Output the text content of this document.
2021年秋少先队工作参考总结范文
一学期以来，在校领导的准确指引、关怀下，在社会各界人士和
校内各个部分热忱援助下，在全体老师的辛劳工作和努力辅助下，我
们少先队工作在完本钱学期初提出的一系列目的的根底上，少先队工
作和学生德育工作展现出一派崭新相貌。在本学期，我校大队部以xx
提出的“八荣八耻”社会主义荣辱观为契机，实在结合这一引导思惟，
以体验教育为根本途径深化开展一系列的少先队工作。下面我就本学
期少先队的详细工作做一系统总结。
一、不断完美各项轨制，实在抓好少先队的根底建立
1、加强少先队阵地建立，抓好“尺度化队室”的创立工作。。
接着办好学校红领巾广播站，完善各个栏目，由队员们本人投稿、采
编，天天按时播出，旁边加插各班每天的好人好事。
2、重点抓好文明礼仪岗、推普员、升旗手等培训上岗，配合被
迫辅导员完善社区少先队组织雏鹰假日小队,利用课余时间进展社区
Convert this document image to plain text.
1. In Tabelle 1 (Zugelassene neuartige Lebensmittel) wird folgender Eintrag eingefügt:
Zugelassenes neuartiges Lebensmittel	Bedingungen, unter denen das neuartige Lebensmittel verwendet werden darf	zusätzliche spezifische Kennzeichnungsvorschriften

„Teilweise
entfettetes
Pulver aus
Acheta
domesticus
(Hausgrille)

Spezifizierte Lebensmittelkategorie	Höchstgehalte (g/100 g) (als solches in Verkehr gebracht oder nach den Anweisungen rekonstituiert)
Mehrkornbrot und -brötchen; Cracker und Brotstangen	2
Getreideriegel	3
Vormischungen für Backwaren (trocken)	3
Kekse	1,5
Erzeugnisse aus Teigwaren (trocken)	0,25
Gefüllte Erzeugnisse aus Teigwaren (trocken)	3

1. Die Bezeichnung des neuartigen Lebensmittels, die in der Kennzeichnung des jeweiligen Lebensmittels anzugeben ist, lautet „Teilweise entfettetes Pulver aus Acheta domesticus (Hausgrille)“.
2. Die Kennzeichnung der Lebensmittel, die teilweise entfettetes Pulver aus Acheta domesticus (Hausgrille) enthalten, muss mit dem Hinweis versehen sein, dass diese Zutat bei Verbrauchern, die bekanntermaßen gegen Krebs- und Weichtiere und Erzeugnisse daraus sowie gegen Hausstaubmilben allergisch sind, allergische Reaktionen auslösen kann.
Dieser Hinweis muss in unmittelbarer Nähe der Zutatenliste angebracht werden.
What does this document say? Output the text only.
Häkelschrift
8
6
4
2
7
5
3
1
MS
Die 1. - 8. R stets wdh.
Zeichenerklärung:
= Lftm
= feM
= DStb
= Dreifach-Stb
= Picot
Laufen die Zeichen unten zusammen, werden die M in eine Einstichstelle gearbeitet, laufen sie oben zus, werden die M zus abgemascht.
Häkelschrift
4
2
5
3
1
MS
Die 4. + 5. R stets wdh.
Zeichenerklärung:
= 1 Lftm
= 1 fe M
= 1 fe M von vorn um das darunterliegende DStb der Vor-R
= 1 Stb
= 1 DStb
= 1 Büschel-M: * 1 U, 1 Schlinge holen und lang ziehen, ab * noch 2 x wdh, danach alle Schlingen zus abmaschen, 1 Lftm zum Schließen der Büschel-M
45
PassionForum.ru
++++++++++
* [Description of the task]:
Take each line containing the string "Lftm" and copy it out.

* [Exercise solution]:
= Lftm
= 1 Lftm
= 1 Büschel-M: * 1 U, 1 Schlinge holen und lang ziehen, ab * noch 2 x wdh, danach alle Schlingen zus abmaschen, 1 Lftm zum Schließen der Büschel-M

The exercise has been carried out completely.